§ Short exercise
Write every line of the material out exactly as shown.

§ The input
---

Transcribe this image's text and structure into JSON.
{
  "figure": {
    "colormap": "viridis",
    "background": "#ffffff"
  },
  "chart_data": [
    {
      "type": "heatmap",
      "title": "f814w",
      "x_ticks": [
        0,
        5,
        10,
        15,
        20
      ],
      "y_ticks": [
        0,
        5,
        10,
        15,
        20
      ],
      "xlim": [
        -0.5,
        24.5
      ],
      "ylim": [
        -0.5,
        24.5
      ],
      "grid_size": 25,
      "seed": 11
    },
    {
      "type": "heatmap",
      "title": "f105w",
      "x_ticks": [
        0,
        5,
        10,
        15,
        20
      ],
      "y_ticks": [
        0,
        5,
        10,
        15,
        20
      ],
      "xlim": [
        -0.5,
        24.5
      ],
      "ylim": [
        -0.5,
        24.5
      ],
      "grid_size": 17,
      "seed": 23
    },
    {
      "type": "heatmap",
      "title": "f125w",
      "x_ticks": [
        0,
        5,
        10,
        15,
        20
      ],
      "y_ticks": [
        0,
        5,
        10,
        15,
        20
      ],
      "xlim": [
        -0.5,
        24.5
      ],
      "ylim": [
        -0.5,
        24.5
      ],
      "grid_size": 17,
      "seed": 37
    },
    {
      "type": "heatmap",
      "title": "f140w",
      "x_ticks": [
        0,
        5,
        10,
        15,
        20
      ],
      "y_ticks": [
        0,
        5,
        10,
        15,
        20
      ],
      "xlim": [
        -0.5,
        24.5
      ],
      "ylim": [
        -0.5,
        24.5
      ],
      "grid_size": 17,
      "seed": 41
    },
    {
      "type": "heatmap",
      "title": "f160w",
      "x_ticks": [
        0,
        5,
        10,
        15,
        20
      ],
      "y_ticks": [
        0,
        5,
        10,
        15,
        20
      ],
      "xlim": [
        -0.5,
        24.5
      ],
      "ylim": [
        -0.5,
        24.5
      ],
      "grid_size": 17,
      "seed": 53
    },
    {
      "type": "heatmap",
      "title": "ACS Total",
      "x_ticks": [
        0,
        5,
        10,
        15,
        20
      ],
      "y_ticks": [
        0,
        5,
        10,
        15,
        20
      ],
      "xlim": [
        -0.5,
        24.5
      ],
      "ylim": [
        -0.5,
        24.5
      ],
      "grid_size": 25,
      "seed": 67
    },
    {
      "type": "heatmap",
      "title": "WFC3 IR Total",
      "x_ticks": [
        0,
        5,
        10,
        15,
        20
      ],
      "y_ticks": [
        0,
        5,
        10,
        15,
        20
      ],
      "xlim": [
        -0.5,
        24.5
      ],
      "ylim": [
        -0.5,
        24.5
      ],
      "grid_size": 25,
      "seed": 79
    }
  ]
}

---

§ Response to this exercise
Transcribe this image's text and structure into JSON.
{
  "figure": {
    "colormap": "viridis",
    "background": "#ffffff"
  },
  "chart_data": [
    {
      "type": "heatmap",
      "title": "f814w",
      "x_ticks": [
        0,
        5,
        10,
        15,
        20
      ],
      "y_ticks": [
        0,
        5,
        10,
        15,
        20
      ],
      "xlim": [
        -0.5,
        24.5
      ],
      "ylim": [
        -0.5,
        24.5
      ],
      "grid_size": 25,
      "seed": 11
    },
    {
      "type": "heatmap",
      "title": "f105w",
      "x_ticks": [
        0,
        5,
        10,
        15,
        20
      ],
      "y_ticks": [
        0,
        5,
        10,
        15,
        20
      ],
      "xlim": [
        -0.5,
        24.5
      ],
      "ylim": [
        -0.5,
        24.5
      ],
      "grid_size": 17,
      "seed": 23
    },
    {
      "type": "heatmap",
      "title": "f125w",
      "x_ticks": [
        0,
        5,
        10,
        15,
        20
      ],
      "y_ticks": [
        0,
        5,
        10,
        15,
        20
      ],
      "xlim": [
        -0.5,
        24.5
      ],
      "ylim": [
        -0.5,
        24.5
      ],
      "grid_size": 17,
      "seed": 37
    },
    {
      "type": "heatmap",
      "title": "f140w",
      "x_ticks": [
        0,
        5,
        10,
        15,
        20
      ],
      "y_ticks": [
        0,
        5,
        10,
        15,
        20
      ],
      "xlim": [
        -0.5,
        24.5
      ],
      "ylim": [
        -0.5,
        24.5
      ],
      "grid_size": 17,
      "seed": 41
    },
    {
      "type": "heatmap",
      "title": "f160w",
      "x_ticks": [
        0,
        5,
        10,
        15,
        20
      ],
      "y_ticks": [
        0,
        5,
        10,
        15,
        20
      ],
      "xlim": [
        -0.5,
        24.5
      ],
      "ylim": [
        -0.5,
        24.5
      ],
      "grid_size": 17,
      "seed": 53
    },
    {
      "type": "heatmap",
      "title": "ACS Total",
      "x_ticks": [
        0,
        5,
        10,
        15,
        20
      ],
      "y_ticks": [
        0,
        5,
        10,
        15,
        20
      ],
      "xlim": [
        -0.5,
        24.5
      ],
      "ylim": [
        -0.5,
        24.5
      ],
      "grid_size": 25,
      "seed": 67
    },
    {
      "type": "heatmap",
      "title": "WFC3 IR Total",
      "x_ticks": [
        0,
        5,
        10,
        15,
        20
      ],
      "y_ticks": [
        0,
        5,
        10,
        15,
        20
      ],
      "xlim": [
        -0.5,
        24.5
      ],
      "ylim": [
        -0.5,
        24.5
      ],
      "grid_size": 25,
      "seed": 79
    }
  ]
}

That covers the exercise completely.